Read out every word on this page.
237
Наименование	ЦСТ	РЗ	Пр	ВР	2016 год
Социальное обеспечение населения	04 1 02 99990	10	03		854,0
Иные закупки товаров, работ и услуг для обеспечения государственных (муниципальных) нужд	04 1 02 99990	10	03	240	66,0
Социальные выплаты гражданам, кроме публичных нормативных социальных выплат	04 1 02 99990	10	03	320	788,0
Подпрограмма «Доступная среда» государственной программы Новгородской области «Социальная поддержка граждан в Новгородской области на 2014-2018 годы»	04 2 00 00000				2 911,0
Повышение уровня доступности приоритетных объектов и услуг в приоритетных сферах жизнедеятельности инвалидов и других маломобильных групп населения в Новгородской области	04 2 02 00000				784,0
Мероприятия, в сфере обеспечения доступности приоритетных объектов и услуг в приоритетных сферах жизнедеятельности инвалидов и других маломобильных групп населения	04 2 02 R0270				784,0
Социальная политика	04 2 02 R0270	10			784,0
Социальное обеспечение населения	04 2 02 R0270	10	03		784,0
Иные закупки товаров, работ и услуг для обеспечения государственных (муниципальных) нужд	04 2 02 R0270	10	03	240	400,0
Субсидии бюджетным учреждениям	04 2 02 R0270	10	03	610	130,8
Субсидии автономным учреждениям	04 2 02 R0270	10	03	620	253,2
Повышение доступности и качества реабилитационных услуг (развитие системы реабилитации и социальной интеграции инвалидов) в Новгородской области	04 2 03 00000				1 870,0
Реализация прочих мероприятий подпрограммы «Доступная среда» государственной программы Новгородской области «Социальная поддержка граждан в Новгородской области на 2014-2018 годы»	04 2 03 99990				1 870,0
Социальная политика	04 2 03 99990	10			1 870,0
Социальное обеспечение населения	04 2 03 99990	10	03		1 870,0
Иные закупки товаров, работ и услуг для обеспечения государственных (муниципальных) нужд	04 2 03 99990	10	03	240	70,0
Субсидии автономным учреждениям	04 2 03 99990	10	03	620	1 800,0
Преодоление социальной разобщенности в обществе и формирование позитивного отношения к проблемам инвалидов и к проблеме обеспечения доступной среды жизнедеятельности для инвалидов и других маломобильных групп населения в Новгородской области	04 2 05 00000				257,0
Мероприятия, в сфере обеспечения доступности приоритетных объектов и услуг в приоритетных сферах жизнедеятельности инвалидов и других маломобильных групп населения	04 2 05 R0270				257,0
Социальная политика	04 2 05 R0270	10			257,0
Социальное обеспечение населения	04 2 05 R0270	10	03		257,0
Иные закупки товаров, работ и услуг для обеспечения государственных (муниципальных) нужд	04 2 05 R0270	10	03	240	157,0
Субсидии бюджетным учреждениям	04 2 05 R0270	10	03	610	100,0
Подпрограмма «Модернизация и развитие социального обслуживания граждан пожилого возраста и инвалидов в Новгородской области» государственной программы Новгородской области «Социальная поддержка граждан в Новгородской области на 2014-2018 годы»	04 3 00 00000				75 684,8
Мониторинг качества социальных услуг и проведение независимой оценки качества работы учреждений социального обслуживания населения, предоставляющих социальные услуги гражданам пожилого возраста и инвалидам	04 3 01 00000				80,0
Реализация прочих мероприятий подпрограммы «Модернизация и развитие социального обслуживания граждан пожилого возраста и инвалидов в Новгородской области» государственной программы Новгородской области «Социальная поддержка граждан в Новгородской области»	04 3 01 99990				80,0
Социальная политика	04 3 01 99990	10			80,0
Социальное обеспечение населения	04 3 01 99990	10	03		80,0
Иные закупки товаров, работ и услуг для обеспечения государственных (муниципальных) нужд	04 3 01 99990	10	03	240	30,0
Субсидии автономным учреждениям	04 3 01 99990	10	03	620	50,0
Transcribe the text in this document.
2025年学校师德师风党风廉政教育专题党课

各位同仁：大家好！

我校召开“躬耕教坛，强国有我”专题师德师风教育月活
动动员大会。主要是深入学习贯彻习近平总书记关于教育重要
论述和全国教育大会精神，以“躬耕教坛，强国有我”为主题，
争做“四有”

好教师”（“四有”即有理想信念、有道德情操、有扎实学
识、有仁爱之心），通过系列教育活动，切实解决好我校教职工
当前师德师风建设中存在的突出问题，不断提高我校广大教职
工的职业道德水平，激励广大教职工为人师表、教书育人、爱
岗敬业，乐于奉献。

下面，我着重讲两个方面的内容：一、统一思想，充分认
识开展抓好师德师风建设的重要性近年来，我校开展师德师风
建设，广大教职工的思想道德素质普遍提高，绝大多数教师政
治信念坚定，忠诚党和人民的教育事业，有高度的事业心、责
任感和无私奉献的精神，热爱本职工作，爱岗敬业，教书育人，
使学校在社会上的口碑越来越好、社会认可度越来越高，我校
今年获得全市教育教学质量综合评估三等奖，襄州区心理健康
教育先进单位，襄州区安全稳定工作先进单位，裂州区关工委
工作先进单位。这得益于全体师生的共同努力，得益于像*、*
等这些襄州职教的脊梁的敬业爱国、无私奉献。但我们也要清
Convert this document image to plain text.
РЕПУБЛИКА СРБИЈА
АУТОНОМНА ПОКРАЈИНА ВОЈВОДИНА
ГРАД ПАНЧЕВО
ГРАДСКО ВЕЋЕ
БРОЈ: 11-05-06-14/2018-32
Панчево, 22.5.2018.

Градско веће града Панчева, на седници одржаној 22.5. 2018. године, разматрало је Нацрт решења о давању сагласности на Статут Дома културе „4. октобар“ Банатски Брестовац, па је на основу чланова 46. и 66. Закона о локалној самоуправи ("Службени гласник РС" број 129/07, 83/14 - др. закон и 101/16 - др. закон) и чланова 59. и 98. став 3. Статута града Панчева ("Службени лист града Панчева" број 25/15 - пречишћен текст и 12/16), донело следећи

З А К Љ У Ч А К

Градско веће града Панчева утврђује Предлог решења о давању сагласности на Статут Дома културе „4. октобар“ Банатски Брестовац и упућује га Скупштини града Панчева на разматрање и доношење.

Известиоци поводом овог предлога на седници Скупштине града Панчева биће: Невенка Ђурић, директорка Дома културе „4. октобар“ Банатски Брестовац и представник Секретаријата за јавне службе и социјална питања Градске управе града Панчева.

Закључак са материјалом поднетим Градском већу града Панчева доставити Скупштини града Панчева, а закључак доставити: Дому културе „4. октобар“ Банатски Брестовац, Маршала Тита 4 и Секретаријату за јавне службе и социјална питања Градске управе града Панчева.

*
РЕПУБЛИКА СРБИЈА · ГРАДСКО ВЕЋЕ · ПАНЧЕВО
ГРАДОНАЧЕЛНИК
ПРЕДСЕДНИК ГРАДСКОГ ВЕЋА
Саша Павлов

##############################

**Goal of the exercise**
Copy exactly, word for word, the line with "Convert this document image to plain text." through the final line of the listing.

**Solved problem**
Convert this document image to plain text.
РЕПУБЛИКА СРБИЈА
АУТОНОМНА ПОКРАЈИНА ВОЈВОДИНА
ГРАД ПАНЧЕВО
ГРАДСКО ВЕЋЕ
БРОЈ: 11-05-06-14/2018-32
Панчево, 22.5.2018.

Градско веће града Панчева, на седници одржаној 22.5. 2018. године, разматрало је Нацрт решења о давању сагласности на Статут Дома културе „4. октобар“ Банатски Брестовац, па је на основу чланова 46. и 66. Закона о локалној самоуправи ("Службени гласник РС" број 129/07, 83/14 - др. закон и 101/16 - др. закон) и чланова 59. и 98. став 3. Статута града Панчева ("Службени лист града Панчева" број 25/15 - пречишћен текст и 12/16), донело следећи

З А К Љ У Ч А К

Градско веће града Панчева утврђује Предлог решења о давању сагласности на Статут Дома културе „4. октобар“ Банатски Брестовац и упућује га Скупштини града Панчева на разматрање и доношење.

Известиоци поводом овог предлога на седници Скупштине града Панчева биће: Невенка Ђурић, директорка Дома културе „4. октобар“ Банатски Брестовац и представник Секретаријата за јавне службе и социјална питања Градске управе града Панчева.

Закључак са материјалом поднетим Градском већу града Панчева доставити Скупштини града Панчева, а закључак доставити: Дому културе „4. октобар“ Банатски Брестовац, Маршала Тита 4 и Секретаријату за јавне службе и социјална питања Градске управе града Панчева.

*
РЕПУБЛИКА СРБИЈА · ГРАДСКО ВЕЋЕ · ПАНЧЕВО
ГРАДОНАЧЕЛНИК
ПРЕДСЕДНИК ГРАДСКОГ ВЕЋА
Саша Павлов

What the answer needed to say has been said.